─── THE RECORDS ───

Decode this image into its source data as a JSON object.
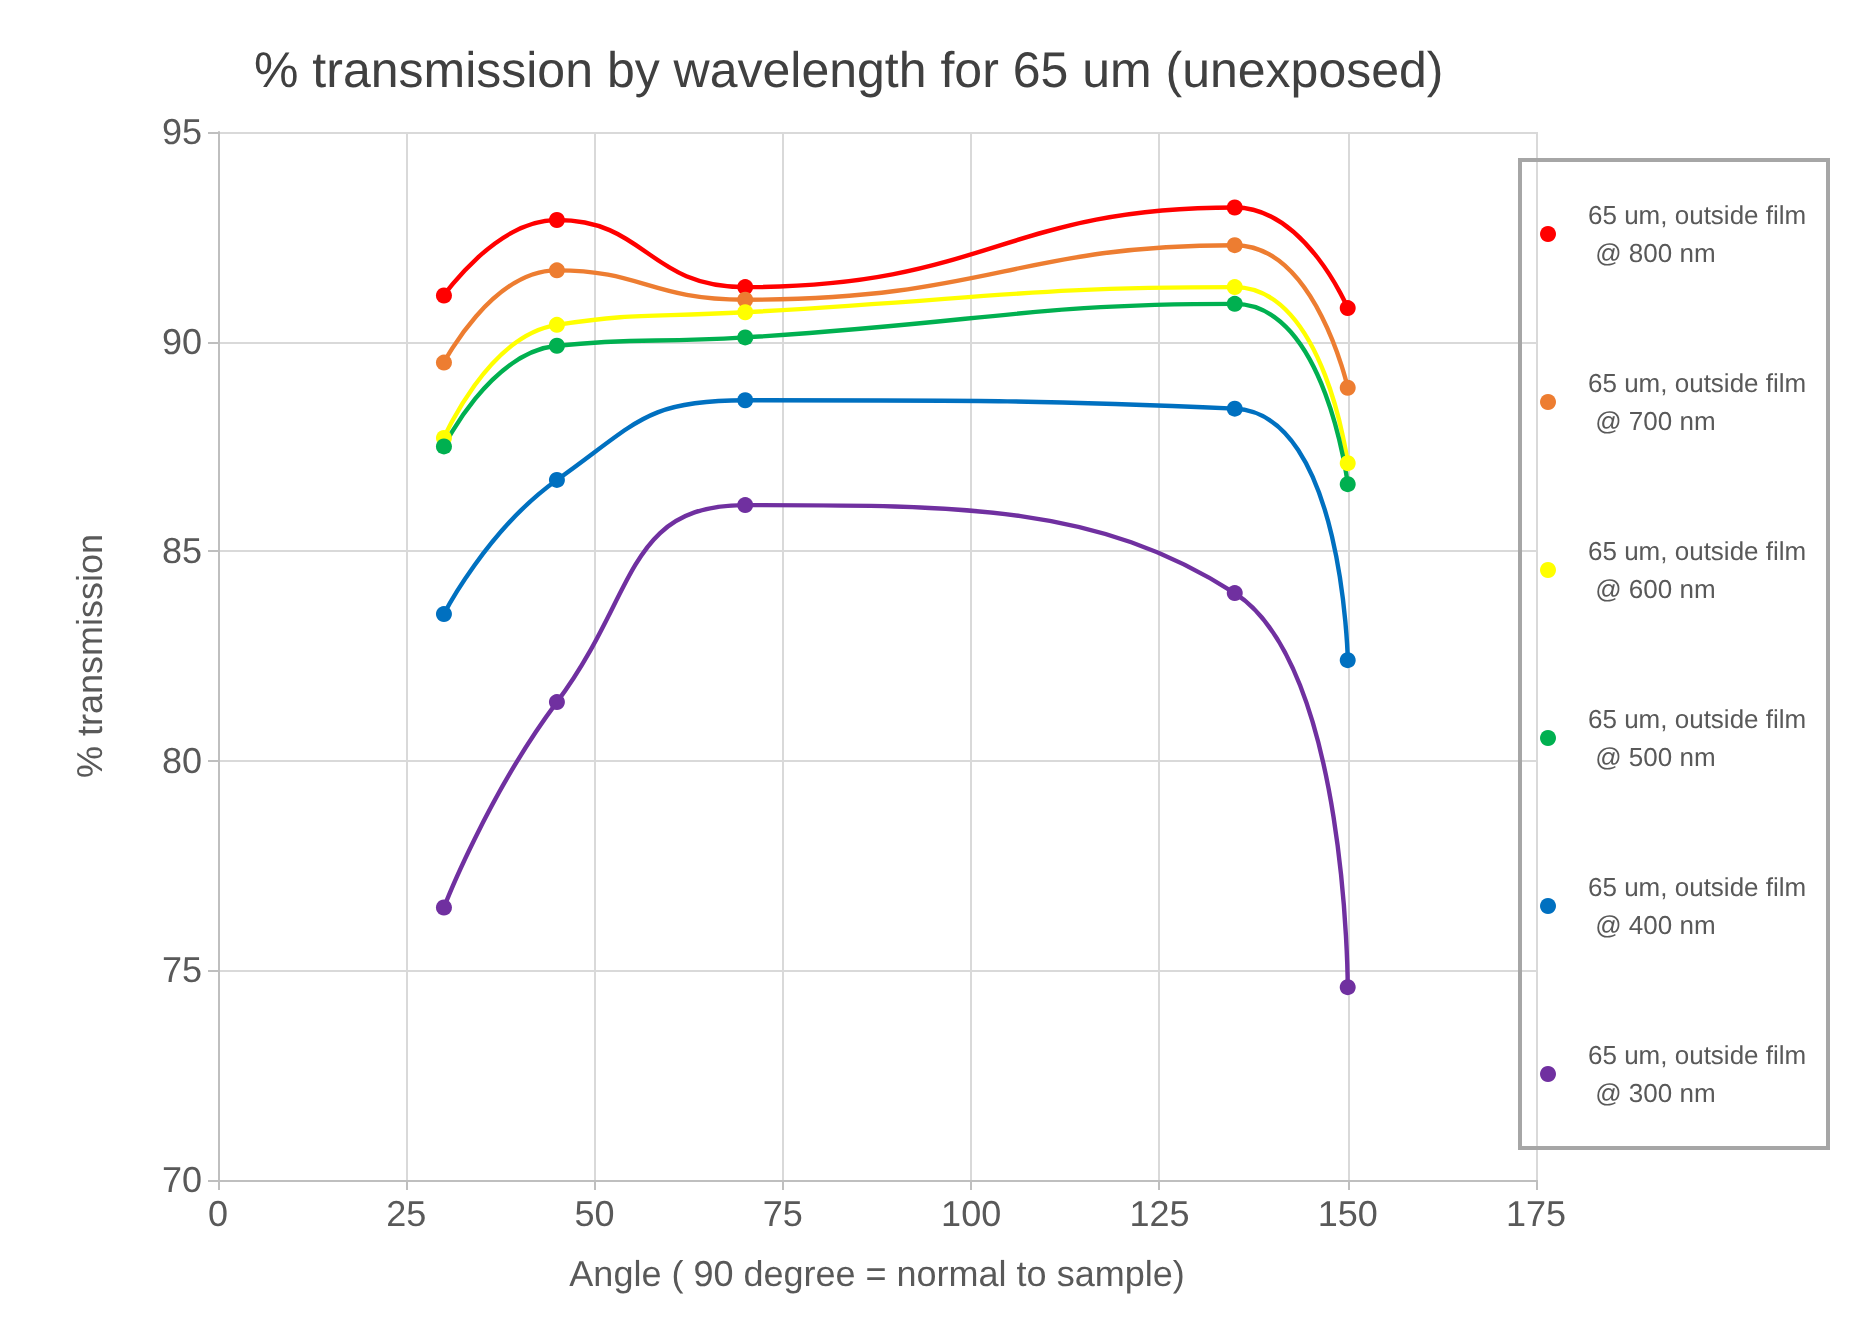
{
  "chart_data": {
    "type": "line",
    "title": "% transmission by wavelength for 65 um (unexposed)",
    "xlabel": "Angle ( 90 degree = normal to sample)",
    "ylabel": "% transmission",
    "x": [
      30,
      45,
      70,
      135,
      150
    ],
    "series": [
      {
        "name": "65 um, outside film @ 800 nm",
        "color": "#ff0000",
        "values": [
          91.1,
          92.9,
          91.3,
          93.2,
          90.8
        ]
      },
      {
        "name": "65 um, outside film @ 700 nm",
        "color": "#ed7d31",
        "values": [
          89.5,
          91.7,
          91.0,
          92.3,
          88.9
        ]
      },
      {
        "name": "65 um, outside film @ 600 nm",
        "color": "#ffff00",
        "values": [
          87.7,
          90.4,
          90.7,
          91.3,
          87.1
        ]
      },
      {
        "name": "65 um, outside film @ 500 nm",
        "color": "#00b050",
        "values": [
          87.5,
          89.9,
          90.1,
          90.9,
          86.6
        ]
      },
      {
        "name": "65 um, outside film @ 400 nm",
        "color": "#0070c0",
        "values": [
          83.5,
          86.7,
          88.6,
          88.4,
          82.4
        ]
      },
      {
        "name": "65 um, outside film @ 300 nm",
        "color": "#7030a0",
        "values": [
          76.5,
          81.4,
          86.1,
          84.0,
          74.6
        ]
      }
    ],
    "xlim": [
      0,
      175
    ],
    "xticks": [
      0,
      25,
      50,
      75,
      100,
      125,
      150,
      175
    ],
    "ylim": [
      70,
      95
    ],
    "yticks": [
      70,
      75,
      80,
      85,
      90,
      95
    ],
    "grid": true,
    "legend": "right",
    "marker": "circle",
    "line_style": "solid"
  }
}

───

Lines that include the word "color" are to be extracted from the data above.

CORRECT RESULT
        "color": "#ff0000",
        "color": "#ed7d31",
        "color": "#ffff00",
        "color": "#00b050",
        "color": "#0070c0",
        "color": "#7030a0",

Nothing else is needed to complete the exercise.